▶ _Goal_: State the number of lines in these records holding "ricerca". Say nothing more.

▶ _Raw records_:
■ ■ ■ ■ ■ ■ ■

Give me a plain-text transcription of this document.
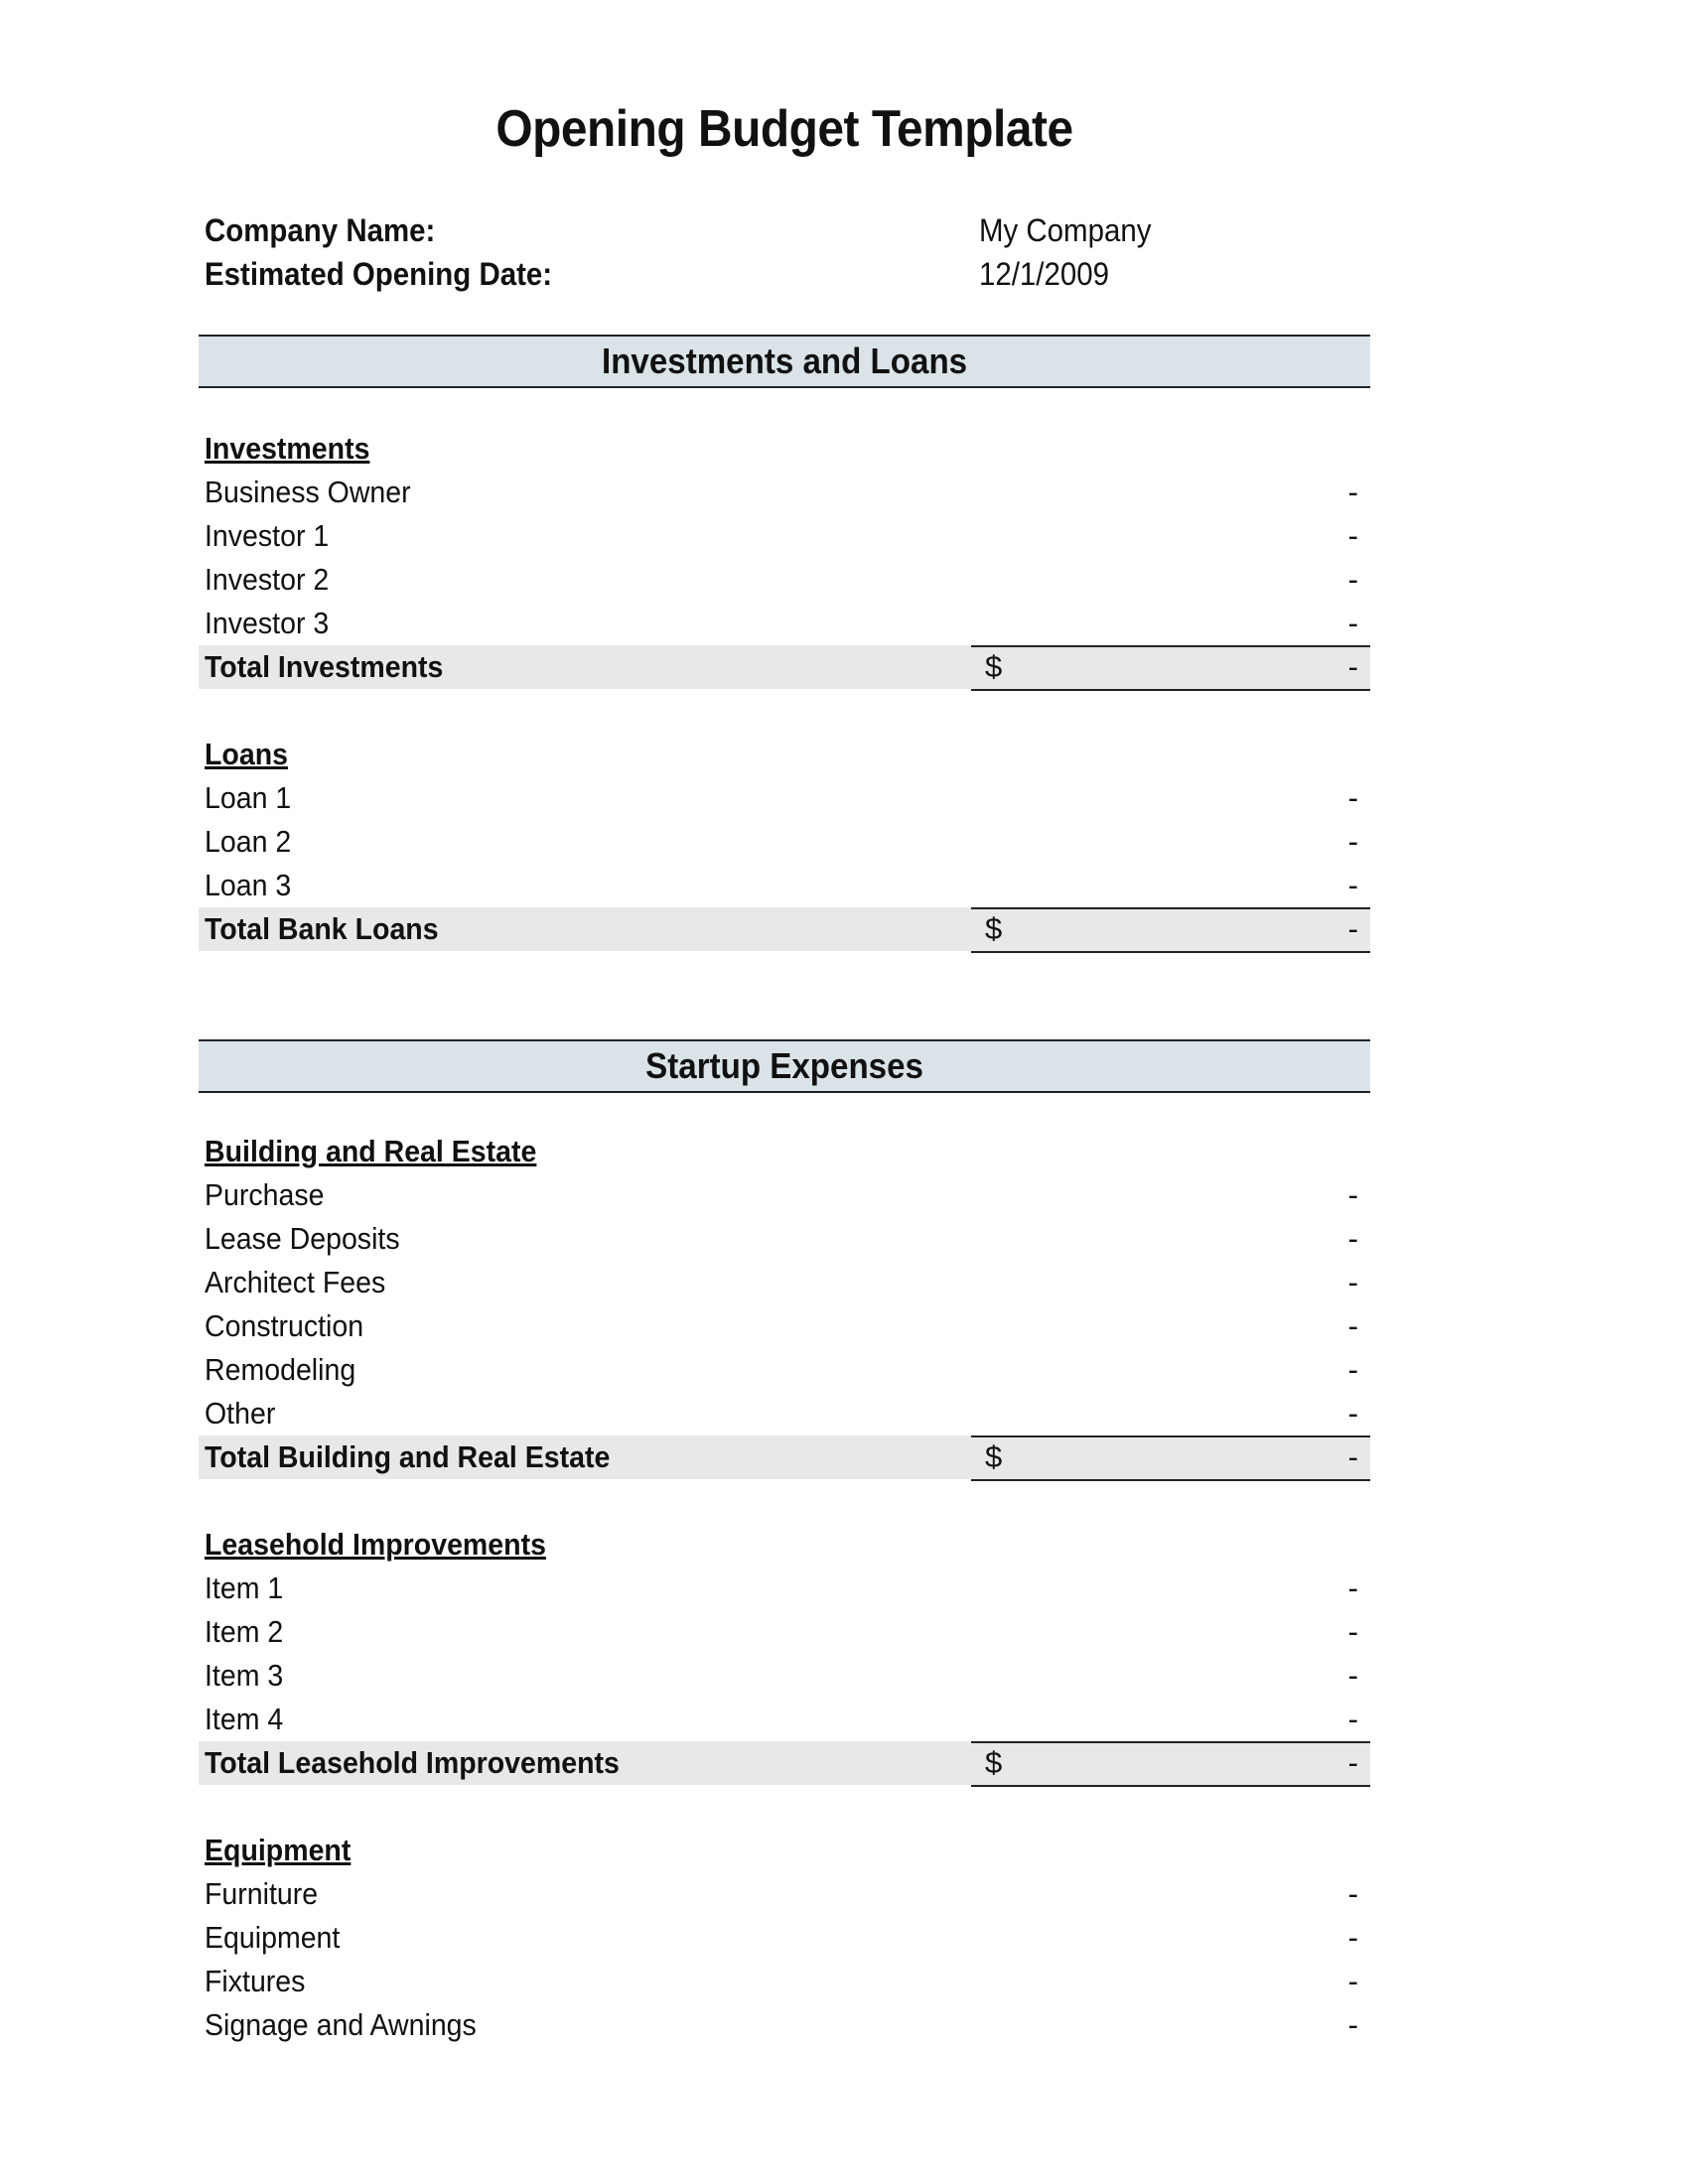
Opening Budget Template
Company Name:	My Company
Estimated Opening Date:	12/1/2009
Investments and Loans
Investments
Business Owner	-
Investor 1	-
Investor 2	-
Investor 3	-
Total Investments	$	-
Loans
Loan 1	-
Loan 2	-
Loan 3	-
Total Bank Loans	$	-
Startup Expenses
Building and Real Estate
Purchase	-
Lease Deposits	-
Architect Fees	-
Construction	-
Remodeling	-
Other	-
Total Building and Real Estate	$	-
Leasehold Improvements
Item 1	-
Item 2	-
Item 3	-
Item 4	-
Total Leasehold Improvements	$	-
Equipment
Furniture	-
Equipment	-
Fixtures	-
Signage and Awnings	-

■ ■ ■ ■ ■ ■ ■

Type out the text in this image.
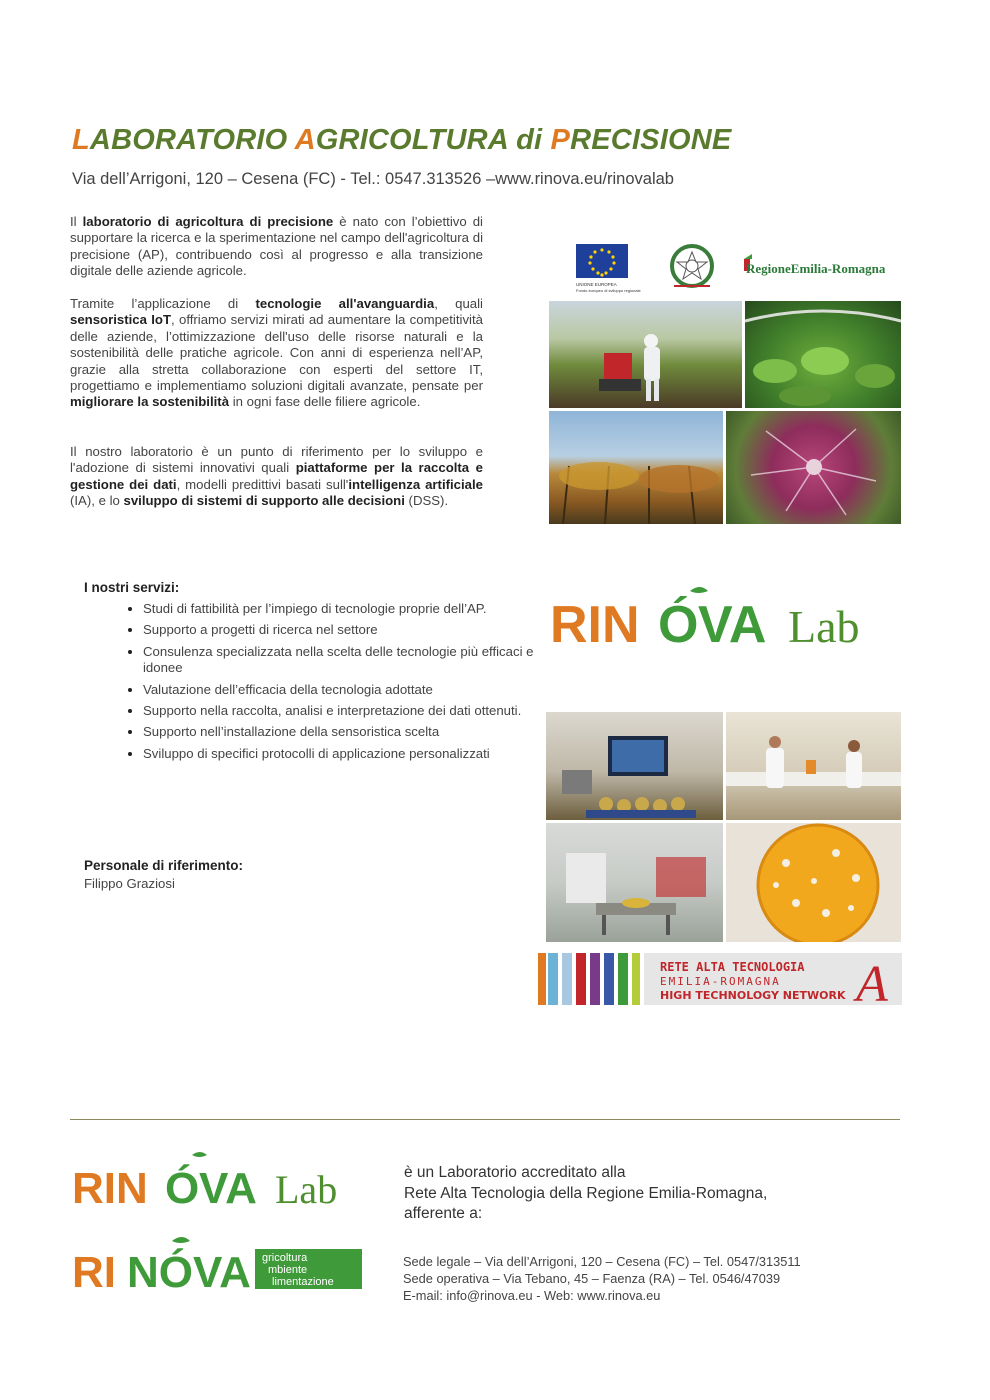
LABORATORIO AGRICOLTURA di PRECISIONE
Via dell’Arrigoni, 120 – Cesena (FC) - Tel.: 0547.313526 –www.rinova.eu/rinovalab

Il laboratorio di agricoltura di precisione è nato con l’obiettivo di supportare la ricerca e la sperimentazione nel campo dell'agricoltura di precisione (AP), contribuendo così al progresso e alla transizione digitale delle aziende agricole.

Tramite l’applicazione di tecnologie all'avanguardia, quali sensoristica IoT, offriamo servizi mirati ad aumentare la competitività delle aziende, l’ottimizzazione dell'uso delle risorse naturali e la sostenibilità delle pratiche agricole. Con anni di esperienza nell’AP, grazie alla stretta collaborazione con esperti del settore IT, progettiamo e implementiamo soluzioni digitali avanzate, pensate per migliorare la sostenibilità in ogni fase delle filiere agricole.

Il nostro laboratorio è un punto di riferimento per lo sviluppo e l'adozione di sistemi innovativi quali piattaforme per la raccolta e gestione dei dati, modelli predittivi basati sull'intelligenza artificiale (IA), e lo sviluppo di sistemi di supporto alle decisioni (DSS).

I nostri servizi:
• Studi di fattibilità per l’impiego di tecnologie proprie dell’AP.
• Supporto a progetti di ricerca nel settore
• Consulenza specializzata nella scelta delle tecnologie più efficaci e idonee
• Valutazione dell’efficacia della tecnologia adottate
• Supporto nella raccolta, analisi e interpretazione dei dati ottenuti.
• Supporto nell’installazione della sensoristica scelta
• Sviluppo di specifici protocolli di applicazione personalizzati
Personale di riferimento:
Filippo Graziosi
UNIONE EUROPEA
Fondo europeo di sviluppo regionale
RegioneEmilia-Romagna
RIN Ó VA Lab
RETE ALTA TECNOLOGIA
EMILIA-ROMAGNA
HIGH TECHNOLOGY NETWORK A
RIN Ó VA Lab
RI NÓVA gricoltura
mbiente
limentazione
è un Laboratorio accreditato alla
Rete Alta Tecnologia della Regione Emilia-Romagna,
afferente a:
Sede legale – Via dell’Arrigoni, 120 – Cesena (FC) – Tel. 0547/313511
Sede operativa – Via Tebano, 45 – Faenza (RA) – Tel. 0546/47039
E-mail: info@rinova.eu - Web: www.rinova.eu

■ ■ ■ ■ ■ ■ ■

▶ _Output below_: 2